START EXTRACTED RECORDS

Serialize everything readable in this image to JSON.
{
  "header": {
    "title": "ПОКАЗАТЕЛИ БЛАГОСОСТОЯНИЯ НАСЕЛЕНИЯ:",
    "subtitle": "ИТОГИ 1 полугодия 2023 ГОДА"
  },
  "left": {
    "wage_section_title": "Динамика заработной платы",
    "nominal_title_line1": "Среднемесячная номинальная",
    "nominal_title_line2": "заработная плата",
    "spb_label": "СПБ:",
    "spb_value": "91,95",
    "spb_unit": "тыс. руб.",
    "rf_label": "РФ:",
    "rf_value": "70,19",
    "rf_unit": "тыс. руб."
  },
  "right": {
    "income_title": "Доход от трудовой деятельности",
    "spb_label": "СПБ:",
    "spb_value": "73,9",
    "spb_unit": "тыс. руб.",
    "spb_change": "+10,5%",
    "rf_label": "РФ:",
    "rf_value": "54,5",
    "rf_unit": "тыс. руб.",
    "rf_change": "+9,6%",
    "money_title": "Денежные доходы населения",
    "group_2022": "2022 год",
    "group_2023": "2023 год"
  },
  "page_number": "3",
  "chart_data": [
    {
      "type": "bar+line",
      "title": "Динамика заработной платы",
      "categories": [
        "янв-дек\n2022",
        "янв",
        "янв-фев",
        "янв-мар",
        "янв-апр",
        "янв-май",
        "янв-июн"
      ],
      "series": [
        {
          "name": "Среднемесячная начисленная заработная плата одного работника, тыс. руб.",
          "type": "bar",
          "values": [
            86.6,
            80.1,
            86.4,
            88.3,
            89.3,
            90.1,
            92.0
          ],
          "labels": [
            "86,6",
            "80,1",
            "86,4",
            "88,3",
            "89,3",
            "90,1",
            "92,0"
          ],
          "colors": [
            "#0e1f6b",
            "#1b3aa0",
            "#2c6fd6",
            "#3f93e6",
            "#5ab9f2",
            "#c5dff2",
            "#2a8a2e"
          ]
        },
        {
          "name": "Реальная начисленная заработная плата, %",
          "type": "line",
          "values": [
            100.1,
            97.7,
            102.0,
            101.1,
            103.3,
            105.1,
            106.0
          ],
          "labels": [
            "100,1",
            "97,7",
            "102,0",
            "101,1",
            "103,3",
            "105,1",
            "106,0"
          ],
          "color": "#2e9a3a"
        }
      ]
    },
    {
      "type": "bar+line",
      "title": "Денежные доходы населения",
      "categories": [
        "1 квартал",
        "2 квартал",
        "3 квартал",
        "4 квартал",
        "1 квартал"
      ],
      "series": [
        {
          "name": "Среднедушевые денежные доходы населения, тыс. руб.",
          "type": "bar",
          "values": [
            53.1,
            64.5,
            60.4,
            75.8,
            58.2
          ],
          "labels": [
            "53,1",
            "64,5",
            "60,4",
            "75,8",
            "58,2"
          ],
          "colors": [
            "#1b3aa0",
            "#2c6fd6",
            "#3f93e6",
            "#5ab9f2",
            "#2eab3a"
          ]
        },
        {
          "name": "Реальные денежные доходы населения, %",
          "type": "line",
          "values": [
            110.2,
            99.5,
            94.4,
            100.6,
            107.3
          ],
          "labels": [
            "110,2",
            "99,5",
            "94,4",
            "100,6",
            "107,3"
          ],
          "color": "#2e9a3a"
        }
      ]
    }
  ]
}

END EXTRACTED RECORDS

* DIRECTIONS FOR THIS TASK *
Write out every line of the listing that holds the word "name".

* OUTPUT OF THE EXERCISE *
          "name": "Среднемесячная начисленная заработная плата одного работника, тыс. руб.",
          "name": "Реальная начисленная заработная плата, %",
          "name": "Среднедушевые денежные доходы населения, тыс. руб.",
          "name": "Реальные денежные доходы населения, %",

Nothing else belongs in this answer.